» **Work to do**: Write out the data again exactly, skipping every picture.

» **Extracted data**:
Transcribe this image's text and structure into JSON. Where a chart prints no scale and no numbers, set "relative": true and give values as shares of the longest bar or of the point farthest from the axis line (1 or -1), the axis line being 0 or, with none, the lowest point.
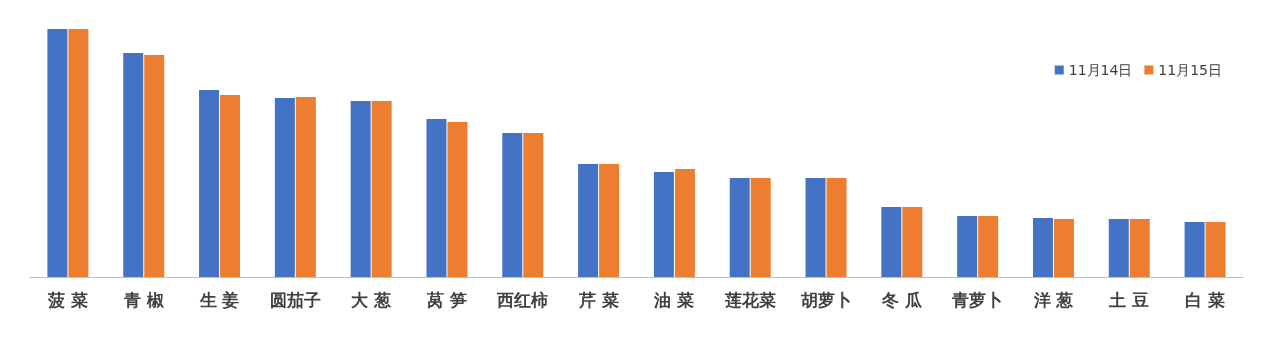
{
  "chart_data": {
    "type": "bar",
    "relative": true,
    "categories": [
      "菠 菜",
      "青 椒",
      "生 姜",
      "圆茄子",
      "大 葱",
      "莴 笋",
      "西红柿",
      "芹 菜",
      "油 菜",
      "莲花菜",
      "胡萝卜",
      "冬 瓜",
      "青萝卜",
      "洋 葱",
      "土 豆",
      "白 菜"
    ],
    "series": [
      {
        "name": "11月14日",
        "color": "#4472c4",
        "values": [
          1,
          0.903,
          0.754,
          0.722,
          0.71,
          0.637,
          0.581,
          0.456,
          0.423,
          0.399,
          0.399,
          0.282,
          0.246,
          0.238,
          0.234,
          0.222
        ]
      },
      {
        "name": "11月15日",
        "color": "#ed7d31",
        "values": [
          1,
          0.895,
          0.734,
          0.726,
          0.71,
          0.625,
          0.581,
          0.456,
          0.435,
          0.399,
          0.399,
          0.282,
          0.246,
          0.234,
          0.234,
          0.222
        ]
      }
    ],
    "legend": "top right"
  }
}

» **Result for this exercise**:
Transcribe this image's text and structure into JSON. Where a chart prints no scale and no numbers, set "relative": true and give values as shares of the longest bar or of the point farthest from the axis line (1 or -1), the axis line being 0 or, with none, the lowest point.
{
  "chart_data": {
    "type": "bar",
    "relative": true,
    "categories": [
      "菠 菜",
      "青 椒",
      "生 姜",
      "圆茄子",
      "大 葱",
      "莴 笋",
      "西红柿",
      "芹 菜",
      "油 菜",
      "莲花菜",
      "胡萝卜",
      "冬 瓜",
      "青萝卜",
      "洋 葱",
      "土 豆",
      "白 菜"
    ],
    "series": [
      {
        "name": "11月14日",
        "color": "#4472c4",
        "values": [
          1,
          0.903,
          0.754,
          0.722,
          0.71,
          0.637,
          0.581,
          0.456,
          0.423,
          0.399,
          0.399,
          0.282,
          0.246,
          0.238,
          0.234,
          0.222
        ]
      },
      {
        "name": "11月15日",
        "color": "#ed7d31",
        "values": [
          1,
          0.895,
          0.734,
          0.726,
          0.71,
          0.625,
          0.581,
          0.456,
          0.435,
          0.399,
          0.399,
          0.282,
          0.246,
          0.234,
          0.234,
          0.222
        ]
      }
    ],
    "legend": "top right"
  }
}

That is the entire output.